Brief
Turn each line of the data below into an item in one numbered list, leaving out any blank lines.

⁂

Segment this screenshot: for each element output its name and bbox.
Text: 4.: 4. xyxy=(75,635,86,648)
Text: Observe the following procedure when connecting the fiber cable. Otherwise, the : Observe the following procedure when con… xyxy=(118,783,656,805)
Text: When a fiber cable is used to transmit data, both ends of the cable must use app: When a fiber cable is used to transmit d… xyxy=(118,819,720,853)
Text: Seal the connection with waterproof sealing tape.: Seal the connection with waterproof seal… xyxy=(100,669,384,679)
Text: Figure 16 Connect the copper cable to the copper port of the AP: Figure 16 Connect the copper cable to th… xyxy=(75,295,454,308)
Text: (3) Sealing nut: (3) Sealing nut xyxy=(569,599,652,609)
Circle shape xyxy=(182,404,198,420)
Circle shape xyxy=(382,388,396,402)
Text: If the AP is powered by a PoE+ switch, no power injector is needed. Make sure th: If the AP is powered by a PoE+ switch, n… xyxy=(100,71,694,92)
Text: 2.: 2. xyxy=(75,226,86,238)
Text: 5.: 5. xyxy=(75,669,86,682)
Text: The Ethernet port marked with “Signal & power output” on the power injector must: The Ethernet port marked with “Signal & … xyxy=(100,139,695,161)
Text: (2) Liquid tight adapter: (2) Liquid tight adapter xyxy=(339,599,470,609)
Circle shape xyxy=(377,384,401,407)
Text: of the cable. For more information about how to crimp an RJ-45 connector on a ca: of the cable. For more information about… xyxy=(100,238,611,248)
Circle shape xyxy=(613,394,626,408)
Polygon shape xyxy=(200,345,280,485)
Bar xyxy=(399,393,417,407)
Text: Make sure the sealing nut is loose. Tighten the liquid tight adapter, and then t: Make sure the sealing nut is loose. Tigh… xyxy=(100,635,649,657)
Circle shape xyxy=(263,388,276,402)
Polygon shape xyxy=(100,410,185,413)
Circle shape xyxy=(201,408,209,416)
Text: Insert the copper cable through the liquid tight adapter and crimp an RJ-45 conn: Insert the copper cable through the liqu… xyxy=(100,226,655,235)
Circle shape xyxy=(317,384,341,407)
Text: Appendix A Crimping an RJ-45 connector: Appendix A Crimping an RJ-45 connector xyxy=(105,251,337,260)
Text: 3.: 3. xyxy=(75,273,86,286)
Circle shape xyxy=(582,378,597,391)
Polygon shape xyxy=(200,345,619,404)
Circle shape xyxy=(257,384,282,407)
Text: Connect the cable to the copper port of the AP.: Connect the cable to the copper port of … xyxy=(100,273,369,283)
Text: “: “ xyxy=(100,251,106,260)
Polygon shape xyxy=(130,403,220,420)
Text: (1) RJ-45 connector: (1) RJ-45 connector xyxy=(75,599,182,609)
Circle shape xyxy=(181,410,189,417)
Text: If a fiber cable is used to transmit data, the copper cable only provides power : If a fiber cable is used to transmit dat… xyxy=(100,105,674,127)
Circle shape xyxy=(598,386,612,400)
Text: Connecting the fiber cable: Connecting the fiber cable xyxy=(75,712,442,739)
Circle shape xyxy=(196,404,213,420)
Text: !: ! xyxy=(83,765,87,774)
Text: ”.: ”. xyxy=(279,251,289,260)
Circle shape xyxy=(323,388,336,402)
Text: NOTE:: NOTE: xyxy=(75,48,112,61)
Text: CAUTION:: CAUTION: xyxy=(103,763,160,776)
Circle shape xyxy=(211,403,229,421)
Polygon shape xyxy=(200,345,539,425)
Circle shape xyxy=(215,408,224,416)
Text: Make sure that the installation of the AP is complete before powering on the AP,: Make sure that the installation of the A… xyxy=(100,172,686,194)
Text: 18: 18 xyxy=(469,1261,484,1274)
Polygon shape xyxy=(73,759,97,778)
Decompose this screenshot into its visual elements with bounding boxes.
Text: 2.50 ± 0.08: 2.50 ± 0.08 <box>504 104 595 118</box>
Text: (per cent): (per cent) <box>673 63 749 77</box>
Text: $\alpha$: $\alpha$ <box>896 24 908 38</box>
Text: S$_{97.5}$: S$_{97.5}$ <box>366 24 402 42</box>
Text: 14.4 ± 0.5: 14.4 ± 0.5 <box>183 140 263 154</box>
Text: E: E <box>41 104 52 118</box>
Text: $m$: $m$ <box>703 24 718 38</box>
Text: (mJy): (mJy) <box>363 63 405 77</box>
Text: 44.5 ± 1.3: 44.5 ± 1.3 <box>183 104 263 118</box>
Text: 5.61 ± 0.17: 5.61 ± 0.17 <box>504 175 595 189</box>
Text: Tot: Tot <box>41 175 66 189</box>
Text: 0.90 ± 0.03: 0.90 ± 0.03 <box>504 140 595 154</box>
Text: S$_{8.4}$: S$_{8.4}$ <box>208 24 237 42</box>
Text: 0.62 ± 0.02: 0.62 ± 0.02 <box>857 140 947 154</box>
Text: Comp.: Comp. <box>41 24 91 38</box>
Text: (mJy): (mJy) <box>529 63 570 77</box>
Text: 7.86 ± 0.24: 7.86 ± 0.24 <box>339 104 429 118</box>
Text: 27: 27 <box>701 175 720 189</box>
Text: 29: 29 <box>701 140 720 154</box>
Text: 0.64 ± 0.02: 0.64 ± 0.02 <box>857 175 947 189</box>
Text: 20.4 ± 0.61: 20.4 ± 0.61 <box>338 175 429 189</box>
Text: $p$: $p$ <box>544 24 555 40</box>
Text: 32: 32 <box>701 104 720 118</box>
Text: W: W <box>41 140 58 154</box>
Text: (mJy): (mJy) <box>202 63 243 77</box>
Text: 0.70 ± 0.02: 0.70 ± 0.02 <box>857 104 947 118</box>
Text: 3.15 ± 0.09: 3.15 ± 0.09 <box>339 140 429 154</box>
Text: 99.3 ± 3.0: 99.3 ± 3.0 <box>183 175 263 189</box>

⁂

Output of the task
1. Segment this screenshot: for each element output its name and bbox.
2. Text: 4.: 4. xyxy=(75,635,86,648)
3. Text: Observe the following procedure when connecting the fiber cable. Otherwise, the : Observe the following procedure when con… xyxy=(118,783,656,805)
4. Text: When a fiber cable is used to transmit data, both ends of the cable must use app: When a fiber cable is used to transmit d… xyxy=(118,819,720,853)
5. Text: Seal the connection with waterproof sealing tape.: Seal the connection with waterproof seal… xyxy=(100,669,384,679)
6. Text: Figure 16 Connect the copper cable to the copper port of the AP: Figure 16 Connect the copper cable to th… xyxy=(75,295,454,308)
7. Text: (3) Sealing nut: (3) Sealing nut xyxy=(569,599,652,609)
8. Circle shape xyxy=(182,404,198,420)
9. Circle shape xyxy=(382,388,396,402)
10. Text: If the AP is powered by a PoE+ switch, no power injector is needed. Make sure th: If the AP is powered by a PoE+ switch, n… xyxy=(100,71,694,92)
11. Text: 2.: 2. xyxy=(75,226,86,238)
12. Text: 5.: 5. xyxy=(75,669,86,682)
13. Text: The Ethernet port marked with “Signal & power output” on the power injector must: The Ethernet port marked with “Signal & … xyxy=(100,139,695,161)
14. Text: (2) Liquid tight adapter: (2) Liquid tight adapter xyxy=(339,599,470,609)
15. Circle shape xyxy=(377,384,401,407)
16. Text: of the cable. For more information about how to crimp an RJ-45 connector on a ca: of the cable. For more information about… xyxy=(100,238,611,248)
17. Circle shape xyxy=(613,394,626,408)
18. Polygon shape xyxy=(200,345,280,485)
19. Bar xyxy=(399,393,417,407)
20. Text: Make sure the sealing nut is loose. Tighten the liquid tight adapter, and then t: Make sure the sealing nut is loose. Tigh… xyxy=(100,635,649,657)
21. Circle shape xyxy=(263,388,276,402)
22. Polygon shape xyxy=(100,410,185,413)
23. Circle shape xyxy=(201,408,209,416)
24. Text: Insert the copper cable through the liquid tight adapter and crimp an RJ-45 conn: Insert the copper cable through the liqu… xyxy=(100,226,655,235)
25. Circle shape xyxy=(317,384,341,407)
26. Text: Appendix A Crimping an RJ-45 connector: Appendix A Crimping an RJ-45 connector xyxy=(105,251,337,260)
27. Text: 3.: 3. xyxy=(75,273,86,286)
28. Circle shape xyxy=(582,378,597,391)
29. Polygon shape xyxy=(200,345,619,404)
30. Circle shape xyxy=(257,384,282,407)
31. Text: Connect the cable to the copper port of the AP.: Connect the cable to the copper port of … xyxy=(100,273,369,283)
32. Text: “: “ xyxy=(100,251,106,260)
33. Polygon shape xyxy=(130,403,220,420)
34. Text: (1) RJ-45 connector: (1) RJ-45 connector xyxy=(75,599,182,609)
35. Circle shape xyxy=(181,410,189,417)
36. Text: If a fiber cable is used to transmit data, the copper cable only provides power : If a fiber cable is used to transmit dat… xyxy=(100,105,674,127)
37. Circle shape xyxy=(598,386,612,400)
38. Text: Connecting the fiber cable: Connecting the fiber cable xyxy=(75,712,442,739)
39. Circle shape xyxy=(196,404,213,420)
40. Text: !: ! xyxy=(83,765,87,774)
41. Text: ”.: ”. xyxy=(279,251,289,260)
42. Circle shape xyxy=(323,388,336,402)
43. Text: NOTE:: NOTE: xyxy=(75,48,112,61)
44. Text: CAUTION:: CAUTION: xyxy=(103,763,160,776)
45. Circle shape xyxy=(211,403,229,421)
46. Polygon shape xyxy=(200,345,539,425)
47. Circle shape xyxy=(215,408,224,416)
48. Text: Make sure that the installation of the AP is complete before powering on the AP,: Make sure that the installation of the A… xyxy=(100,172,686,194)
49. Text: 18: 18 xyxy=(469,1261,484,1274)
50. Polygon shape xyxy=(73,759,97,778)
51. Decompose this screenshot into its visual elements with bounding boxes.
52. Text: 2.50 ± 0.08: 2.50 ± 0.08 <box>504 104 595 118</box>
53. Text: (per cent): (per cent) <box>673 63 749 77</box>
54. Text: $\alpha$: $\alpha$ <box>896 24 908 38</box>
55. Text: S$_{97.5}$: S$_{97.5}$ <box>366 24 402 42</box>
56. Text: 14.4 ± 0.5: 14.4 ± 0.5 <box>183 140 263 154</box>
57. Text: E: E <box>41 104 52 118</box>
58. Text: $m$: $m$ <box>703 24 718 38</box>
59. Text: (mJy): (mJy) <box>363 63 405 77</box>
60. Text: 44.5 ± 1.3: 44.5 ± 1.3 <box>183 104 263 118</box>
61. Text: 5.61 ± 0.17: 5.61 ± 0.17 <box>504 175 595 189</box>
62. Text: Tot: Tot <box>41 175 66 189</box>
63. Text: 0.90 ± 0.03: 0.90 ± 0.03 <box>504 140 595 154</box>
64. Text: S$_{8.4}$: S$_{8.4}$ <box>208 24 237 42</box>
65. Text: 0.62 ± 0.02: 0.62 ± 0.02 <box>857 140 947 154</box>
66. Text: Comp.: Comp. <box>41 24 91 38</box>
67. Text: (mJy): (mJy) <box>529 63 570 77</box>
68. Text: 7.86 ± 0.24: 7.86 ± 0.24 <box>339 104 429 118</box>
69. Text: 27: 27 <box>701 175 720 189</box>
70. Text: 29: 29 <box>701 140 720 154</box>
71. Text: 0.64 ± 0.02: 0.64 ± 0.02 <box>857 175 947 189</box>
72. Text: 20.4 ± 0.61: 20.4 ± 0.61 <box>338 175 429 189</box>
73. Text: $p$: $p$ <box>544 24 555 40</box>
74. Text: 32: 32 <box>701 104 720 118</box>
75. Text: W: W <box>41 140 58 154</box>
76. Text: (mJy): (mJy) <box>202 63 243 77</box>
77. Text: 0.70 ± 0.02: 0.70 ± 0.02 <box>857 104 947 118</box>
78. Text: 3.15 ± 0.09: 3.15 ± 0.09 <box>339 140 429 154</box>
79. Text: 99.3 ± 3.0: 99.3 ± 3.0 <box>183 175 263 189</box>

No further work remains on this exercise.